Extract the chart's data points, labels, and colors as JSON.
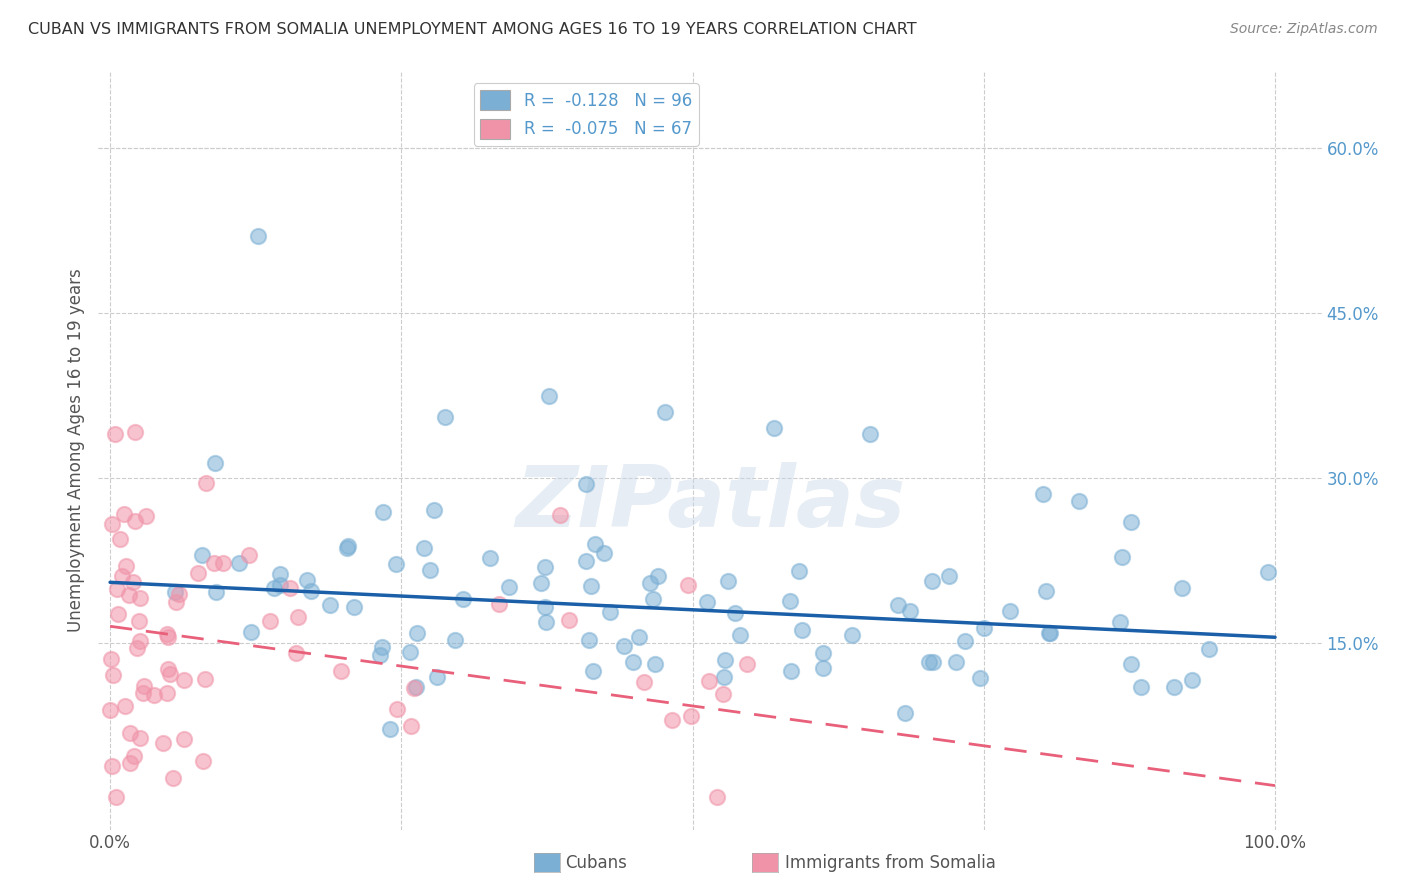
{
  "title": "CUBAN VS IMMIGRANTS FROM SOMALIA UNEMPLOYMENT AMONG AGES 16 TO 19 YEARS CORRELATION CHART",
  "source": "Source: ZipAtlas.com",
  "ylabel": "Unemployment Among Ages 16 to 19 years",
  "right_yticks": [
    "60.0%",
    "45.0%",
    "30.0%",
    "15.0%"
  ],
  "right_ytick_vals": [
    0.6,
    0.45,
    0.3,
    0.15
  ],
  "ylim": [
    -0.02,
    0.67
  ],
  "xlim": [
    -0.01,
    1.04
  ],
  "cuban_color": "#7bafd4",
  "somalia_color": "#f093a8",
  "cuban_line_color": "#1a5fa8",
  "somalia_line_color": "#e8607a",
  "background_color": "#ffffff",
  "grid_color": "#cccccc",
  "title_color": "#333333",
  "right_axis_color": "#5599cc",
  "watermark": "ZIPatlas",
  "cuban_line_x0": 0.0,
  "cuban_line_y0": 0.205,
  "cuban_line_x1": 1.0,
  "cuban_line_y1": 0.155,
  "somalia_line_x0": 0.0,
  "somalia_line_y0": 0.165,
  "somalia_line_x1": 1.0,
  "somalia_line_y1": 0.02
}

PROMPT:
Quote the preceding records in their entirety, excluding every picture.

RESULT FOR THIS TASK:
Extract the chart's data points, labels, and colors as JSON.
{
  "title": "CUBAN VS IMMIGRANTS FROM SOMALIA UNEMPLOYMENT AMONG AGES 16 TO 19 YEARS CORRELATION CHART",
  "source": "Source: ZipAtlas.com",
  "ylabel": "Unemployment Among Ages 16 to 19 years",
  "right_yticks": [
    "60.0%",
    "45.0%",
    "30.0%",
    "15.0%"
  ],
  "right_ytick_vals": [
    0.6,
    0.45,
    0.3,
    0.15
  ],
  "ylim": [
    -0.02,
    0.67
  ],
  "xlim": [
    -0.01,
    1.04
  ],
  "cuban_color": "#7bafd4",
  "somalia_color": "#f093a8",
  "cuban_line_color": "#1a5fa8",
  "somalia_line_color": "#e8607a",
  "background_color": "#ffffff",
  "grid_color": "#cccccc",
  "title_color": "#333333",
  "right_axis_color": "#5599cc",
  "watermark": "ZIPatlas",
  "cuban_line_x0": 0.0,
  "cuban_line_y0": 0.205,
  "cuban_line_x1": 1.0,
  "cuban_line_y1": 0.155,
  "somalia_line_x0": 0.0,
  "somalia_line_y0": 0.165,
  "somalia_line_x1": 1.0,
  "somalia_line_y1": 0.02
}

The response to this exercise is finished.